*** Opening TASK MATERIAL ***

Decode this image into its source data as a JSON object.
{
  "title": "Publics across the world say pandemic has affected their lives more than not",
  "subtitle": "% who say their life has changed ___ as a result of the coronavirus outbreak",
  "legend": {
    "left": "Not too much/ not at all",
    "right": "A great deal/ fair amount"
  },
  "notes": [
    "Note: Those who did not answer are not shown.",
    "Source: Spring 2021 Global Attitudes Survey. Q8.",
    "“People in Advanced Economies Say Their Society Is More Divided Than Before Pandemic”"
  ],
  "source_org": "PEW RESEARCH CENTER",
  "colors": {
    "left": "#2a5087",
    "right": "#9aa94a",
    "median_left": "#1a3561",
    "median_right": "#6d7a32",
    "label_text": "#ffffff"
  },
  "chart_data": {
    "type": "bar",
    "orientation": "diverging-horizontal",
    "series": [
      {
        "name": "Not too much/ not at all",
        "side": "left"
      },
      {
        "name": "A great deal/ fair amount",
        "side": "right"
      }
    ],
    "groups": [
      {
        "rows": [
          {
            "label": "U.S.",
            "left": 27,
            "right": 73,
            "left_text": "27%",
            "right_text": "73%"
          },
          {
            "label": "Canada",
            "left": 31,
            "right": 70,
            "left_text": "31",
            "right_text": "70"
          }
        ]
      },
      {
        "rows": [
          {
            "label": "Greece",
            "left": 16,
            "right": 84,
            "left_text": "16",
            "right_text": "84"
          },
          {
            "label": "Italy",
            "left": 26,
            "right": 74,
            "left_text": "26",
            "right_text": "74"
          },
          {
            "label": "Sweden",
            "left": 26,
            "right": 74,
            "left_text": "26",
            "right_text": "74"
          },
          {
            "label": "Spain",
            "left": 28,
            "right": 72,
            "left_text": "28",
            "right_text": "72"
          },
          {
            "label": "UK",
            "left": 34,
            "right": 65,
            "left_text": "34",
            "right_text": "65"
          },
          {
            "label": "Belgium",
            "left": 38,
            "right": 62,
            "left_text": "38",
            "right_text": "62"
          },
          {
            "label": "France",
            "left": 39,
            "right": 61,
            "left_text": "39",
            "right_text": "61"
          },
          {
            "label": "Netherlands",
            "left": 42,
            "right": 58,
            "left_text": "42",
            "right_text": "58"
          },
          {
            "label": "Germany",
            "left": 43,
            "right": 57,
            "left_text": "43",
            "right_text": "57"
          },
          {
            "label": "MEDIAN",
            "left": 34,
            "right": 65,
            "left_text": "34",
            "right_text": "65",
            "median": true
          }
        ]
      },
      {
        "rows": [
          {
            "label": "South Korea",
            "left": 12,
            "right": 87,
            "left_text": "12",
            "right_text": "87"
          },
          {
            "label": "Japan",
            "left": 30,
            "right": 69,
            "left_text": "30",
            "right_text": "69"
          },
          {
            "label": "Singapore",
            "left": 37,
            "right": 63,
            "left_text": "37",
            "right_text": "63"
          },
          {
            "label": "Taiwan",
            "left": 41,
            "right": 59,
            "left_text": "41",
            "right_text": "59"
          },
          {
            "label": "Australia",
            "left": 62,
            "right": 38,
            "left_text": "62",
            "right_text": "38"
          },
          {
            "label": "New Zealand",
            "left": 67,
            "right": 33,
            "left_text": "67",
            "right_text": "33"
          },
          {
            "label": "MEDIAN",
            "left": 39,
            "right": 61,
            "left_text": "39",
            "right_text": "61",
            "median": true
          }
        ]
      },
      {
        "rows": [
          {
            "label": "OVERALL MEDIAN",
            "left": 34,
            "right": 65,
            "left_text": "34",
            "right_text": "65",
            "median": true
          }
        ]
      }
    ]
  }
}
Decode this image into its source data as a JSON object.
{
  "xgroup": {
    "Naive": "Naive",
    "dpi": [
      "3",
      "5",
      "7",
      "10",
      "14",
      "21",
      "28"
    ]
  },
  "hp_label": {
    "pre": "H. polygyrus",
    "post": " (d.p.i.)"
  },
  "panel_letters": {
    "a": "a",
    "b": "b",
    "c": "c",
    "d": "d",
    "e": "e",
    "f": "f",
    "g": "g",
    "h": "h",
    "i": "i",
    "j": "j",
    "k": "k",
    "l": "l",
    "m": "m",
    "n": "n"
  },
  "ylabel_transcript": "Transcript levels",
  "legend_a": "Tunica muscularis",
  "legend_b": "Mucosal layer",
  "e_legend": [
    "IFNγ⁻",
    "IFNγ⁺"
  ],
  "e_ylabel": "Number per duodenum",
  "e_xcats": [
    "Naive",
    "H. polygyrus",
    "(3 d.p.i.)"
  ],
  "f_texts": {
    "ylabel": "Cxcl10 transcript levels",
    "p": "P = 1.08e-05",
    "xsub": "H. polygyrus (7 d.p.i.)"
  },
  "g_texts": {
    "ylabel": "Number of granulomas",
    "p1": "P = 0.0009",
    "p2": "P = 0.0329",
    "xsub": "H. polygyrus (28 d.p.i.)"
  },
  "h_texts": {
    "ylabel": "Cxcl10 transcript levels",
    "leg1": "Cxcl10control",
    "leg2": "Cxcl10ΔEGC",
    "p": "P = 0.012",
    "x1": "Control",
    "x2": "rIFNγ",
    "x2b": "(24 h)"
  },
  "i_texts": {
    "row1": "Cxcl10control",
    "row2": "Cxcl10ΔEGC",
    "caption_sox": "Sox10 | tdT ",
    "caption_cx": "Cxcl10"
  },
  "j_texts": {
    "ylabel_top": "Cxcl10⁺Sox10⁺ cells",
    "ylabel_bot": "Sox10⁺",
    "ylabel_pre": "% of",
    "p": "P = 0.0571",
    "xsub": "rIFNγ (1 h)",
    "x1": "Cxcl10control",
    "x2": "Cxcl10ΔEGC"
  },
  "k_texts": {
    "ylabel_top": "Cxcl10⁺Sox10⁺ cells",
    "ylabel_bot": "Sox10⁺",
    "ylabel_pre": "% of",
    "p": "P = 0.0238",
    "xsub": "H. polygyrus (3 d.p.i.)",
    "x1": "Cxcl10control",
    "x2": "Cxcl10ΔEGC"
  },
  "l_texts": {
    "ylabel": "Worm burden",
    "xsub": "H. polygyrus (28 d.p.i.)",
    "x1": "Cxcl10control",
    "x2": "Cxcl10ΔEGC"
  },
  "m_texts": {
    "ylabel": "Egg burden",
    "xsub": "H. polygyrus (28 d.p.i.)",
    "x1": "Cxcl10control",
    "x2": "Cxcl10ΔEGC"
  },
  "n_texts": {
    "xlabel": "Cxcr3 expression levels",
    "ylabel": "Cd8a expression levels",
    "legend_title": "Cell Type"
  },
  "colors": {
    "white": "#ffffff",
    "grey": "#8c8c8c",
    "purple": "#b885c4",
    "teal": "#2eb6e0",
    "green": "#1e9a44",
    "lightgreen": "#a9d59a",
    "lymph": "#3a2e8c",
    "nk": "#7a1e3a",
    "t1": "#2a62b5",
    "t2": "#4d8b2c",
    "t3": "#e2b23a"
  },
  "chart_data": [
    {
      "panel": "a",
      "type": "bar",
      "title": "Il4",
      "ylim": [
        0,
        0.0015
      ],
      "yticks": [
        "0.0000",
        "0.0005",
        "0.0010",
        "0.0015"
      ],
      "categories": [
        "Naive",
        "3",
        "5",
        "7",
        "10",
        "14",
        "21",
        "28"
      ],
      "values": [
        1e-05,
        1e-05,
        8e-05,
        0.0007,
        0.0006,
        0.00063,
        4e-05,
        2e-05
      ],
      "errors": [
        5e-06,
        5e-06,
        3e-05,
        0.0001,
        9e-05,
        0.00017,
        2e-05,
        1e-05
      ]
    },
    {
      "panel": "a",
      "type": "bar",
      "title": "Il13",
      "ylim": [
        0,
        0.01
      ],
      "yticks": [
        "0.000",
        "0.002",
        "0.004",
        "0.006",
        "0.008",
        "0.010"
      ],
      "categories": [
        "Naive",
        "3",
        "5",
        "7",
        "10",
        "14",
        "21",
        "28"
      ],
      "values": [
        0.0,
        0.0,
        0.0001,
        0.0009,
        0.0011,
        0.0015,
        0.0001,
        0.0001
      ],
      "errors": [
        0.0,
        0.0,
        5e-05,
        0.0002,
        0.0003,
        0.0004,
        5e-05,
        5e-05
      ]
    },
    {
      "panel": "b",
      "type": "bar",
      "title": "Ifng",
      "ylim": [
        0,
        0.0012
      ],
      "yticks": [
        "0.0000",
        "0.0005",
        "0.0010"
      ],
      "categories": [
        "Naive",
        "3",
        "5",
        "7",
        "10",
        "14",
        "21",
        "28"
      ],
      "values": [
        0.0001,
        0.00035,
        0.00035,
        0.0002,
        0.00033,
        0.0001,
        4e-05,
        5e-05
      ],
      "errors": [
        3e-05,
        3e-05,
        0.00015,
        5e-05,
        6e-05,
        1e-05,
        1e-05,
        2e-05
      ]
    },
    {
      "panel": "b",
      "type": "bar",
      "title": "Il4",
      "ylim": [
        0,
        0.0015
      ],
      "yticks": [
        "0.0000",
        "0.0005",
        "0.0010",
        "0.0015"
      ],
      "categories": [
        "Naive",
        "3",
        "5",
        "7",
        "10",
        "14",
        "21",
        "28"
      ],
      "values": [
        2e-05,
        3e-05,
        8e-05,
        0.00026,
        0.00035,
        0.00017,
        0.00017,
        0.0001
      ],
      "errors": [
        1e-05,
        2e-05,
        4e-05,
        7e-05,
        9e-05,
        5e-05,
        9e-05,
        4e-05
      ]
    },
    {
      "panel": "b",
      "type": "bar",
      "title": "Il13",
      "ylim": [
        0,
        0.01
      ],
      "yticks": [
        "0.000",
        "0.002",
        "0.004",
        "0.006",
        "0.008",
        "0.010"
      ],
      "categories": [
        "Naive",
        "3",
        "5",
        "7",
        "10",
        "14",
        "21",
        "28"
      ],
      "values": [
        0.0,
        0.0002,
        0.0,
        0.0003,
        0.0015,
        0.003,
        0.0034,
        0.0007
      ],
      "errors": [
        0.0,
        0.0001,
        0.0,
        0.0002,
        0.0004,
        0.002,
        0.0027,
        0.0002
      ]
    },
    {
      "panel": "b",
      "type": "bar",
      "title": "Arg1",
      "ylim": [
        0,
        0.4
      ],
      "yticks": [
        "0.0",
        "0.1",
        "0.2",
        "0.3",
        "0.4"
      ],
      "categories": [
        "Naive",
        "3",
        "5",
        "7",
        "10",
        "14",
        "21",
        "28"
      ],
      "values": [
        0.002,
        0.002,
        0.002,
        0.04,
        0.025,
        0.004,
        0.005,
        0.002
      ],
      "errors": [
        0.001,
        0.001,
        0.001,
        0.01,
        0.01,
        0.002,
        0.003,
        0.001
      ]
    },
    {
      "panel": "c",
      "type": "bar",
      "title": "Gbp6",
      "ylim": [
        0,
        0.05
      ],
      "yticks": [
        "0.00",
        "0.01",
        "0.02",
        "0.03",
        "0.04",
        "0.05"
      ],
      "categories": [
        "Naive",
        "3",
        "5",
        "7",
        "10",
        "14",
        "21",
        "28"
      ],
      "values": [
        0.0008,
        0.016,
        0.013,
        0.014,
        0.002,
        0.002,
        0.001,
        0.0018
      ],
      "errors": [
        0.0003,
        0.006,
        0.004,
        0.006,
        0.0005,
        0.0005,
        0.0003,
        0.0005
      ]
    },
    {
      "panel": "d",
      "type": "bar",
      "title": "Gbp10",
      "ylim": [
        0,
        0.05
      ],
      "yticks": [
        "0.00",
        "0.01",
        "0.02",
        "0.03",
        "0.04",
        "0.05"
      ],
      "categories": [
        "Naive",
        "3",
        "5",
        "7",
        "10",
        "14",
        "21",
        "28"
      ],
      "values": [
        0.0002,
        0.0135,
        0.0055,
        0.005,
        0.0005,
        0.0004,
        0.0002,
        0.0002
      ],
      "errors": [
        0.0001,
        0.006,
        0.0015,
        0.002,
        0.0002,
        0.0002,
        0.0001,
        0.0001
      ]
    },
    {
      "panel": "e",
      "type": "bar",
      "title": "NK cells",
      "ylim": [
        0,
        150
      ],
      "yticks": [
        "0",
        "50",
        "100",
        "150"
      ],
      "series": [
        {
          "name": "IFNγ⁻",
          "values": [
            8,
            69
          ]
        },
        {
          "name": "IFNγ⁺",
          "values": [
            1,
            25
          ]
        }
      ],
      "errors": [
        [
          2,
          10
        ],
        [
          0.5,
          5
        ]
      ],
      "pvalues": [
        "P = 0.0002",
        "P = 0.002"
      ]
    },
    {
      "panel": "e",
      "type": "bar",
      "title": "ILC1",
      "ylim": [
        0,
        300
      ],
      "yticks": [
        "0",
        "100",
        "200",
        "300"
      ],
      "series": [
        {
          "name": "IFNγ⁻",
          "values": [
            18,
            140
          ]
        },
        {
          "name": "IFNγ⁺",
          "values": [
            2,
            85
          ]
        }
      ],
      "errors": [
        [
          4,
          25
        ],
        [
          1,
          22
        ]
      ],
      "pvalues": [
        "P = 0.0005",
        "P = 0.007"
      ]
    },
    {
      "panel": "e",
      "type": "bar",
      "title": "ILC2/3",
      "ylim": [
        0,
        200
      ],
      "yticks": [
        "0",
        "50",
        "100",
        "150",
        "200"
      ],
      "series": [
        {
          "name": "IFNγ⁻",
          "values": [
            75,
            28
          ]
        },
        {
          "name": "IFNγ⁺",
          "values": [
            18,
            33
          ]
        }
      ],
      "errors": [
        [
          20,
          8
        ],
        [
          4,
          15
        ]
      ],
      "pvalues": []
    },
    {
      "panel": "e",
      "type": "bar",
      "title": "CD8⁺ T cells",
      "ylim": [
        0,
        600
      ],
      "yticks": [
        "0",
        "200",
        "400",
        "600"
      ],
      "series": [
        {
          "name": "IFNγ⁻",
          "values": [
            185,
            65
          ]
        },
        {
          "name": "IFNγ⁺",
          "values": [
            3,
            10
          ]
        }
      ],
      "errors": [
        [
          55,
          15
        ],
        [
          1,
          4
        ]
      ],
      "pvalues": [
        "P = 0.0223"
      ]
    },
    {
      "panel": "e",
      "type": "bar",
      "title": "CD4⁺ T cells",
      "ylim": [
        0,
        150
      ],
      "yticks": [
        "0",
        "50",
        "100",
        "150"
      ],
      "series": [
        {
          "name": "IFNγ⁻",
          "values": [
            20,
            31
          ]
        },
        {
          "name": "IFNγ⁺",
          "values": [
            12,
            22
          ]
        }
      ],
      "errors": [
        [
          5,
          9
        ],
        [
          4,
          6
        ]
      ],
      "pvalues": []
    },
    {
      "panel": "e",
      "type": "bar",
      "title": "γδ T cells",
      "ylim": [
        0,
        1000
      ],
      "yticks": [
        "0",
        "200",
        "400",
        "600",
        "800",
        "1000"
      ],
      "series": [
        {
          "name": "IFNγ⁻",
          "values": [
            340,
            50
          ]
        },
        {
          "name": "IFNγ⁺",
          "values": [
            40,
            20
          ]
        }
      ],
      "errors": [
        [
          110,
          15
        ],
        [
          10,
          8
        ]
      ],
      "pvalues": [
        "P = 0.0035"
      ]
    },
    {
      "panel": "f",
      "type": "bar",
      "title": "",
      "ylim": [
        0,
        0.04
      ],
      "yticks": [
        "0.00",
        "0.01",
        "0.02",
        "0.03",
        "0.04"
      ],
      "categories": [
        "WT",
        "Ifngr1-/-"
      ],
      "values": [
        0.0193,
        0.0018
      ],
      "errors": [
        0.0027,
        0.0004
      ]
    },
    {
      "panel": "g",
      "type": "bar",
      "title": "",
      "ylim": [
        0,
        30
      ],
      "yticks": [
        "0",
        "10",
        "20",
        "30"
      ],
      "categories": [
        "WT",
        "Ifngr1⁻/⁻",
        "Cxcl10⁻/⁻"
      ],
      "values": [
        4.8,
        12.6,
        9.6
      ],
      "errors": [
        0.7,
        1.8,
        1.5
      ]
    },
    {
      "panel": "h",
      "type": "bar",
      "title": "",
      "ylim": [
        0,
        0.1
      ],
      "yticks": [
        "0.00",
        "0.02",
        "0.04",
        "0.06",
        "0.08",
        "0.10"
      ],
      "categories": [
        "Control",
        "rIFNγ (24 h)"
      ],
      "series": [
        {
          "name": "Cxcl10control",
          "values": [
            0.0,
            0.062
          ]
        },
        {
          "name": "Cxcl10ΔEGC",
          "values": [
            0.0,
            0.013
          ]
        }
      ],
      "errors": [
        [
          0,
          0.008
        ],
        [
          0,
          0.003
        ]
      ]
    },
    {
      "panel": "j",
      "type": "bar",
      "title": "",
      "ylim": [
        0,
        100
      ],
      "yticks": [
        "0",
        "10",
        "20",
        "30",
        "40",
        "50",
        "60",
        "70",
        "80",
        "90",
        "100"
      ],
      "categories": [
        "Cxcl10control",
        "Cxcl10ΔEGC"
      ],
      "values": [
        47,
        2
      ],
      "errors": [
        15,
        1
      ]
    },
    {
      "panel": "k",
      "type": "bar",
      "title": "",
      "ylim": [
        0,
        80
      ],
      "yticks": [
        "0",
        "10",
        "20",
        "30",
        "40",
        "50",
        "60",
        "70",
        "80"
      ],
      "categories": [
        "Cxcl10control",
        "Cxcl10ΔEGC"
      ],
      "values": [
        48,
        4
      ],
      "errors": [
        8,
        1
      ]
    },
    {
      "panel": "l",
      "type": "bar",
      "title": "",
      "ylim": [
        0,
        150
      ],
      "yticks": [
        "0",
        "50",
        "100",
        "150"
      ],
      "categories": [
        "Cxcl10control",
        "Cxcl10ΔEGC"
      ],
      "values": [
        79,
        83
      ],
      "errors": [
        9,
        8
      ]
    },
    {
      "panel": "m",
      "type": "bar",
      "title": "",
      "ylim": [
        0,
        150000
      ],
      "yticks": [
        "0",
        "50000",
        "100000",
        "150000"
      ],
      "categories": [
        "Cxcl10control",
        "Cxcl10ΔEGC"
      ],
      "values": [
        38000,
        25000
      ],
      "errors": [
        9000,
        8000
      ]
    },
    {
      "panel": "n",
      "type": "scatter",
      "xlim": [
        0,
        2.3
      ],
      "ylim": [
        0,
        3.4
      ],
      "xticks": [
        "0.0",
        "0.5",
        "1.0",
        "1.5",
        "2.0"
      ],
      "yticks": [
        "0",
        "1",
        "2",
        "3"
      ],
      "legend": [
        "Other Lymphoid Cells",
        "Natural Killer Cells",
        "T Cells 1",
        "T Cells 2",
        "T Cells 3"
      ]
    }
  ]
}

*** Closing TASK MATERIAL ***

• _REQUIREMENT_: Lines containing the word "great" must be found in the data above and copied.

• _WRITTEN RESPONSE_:
    "right": "A great deal/ fair amount"
        "name": "A great deal/ fair amount",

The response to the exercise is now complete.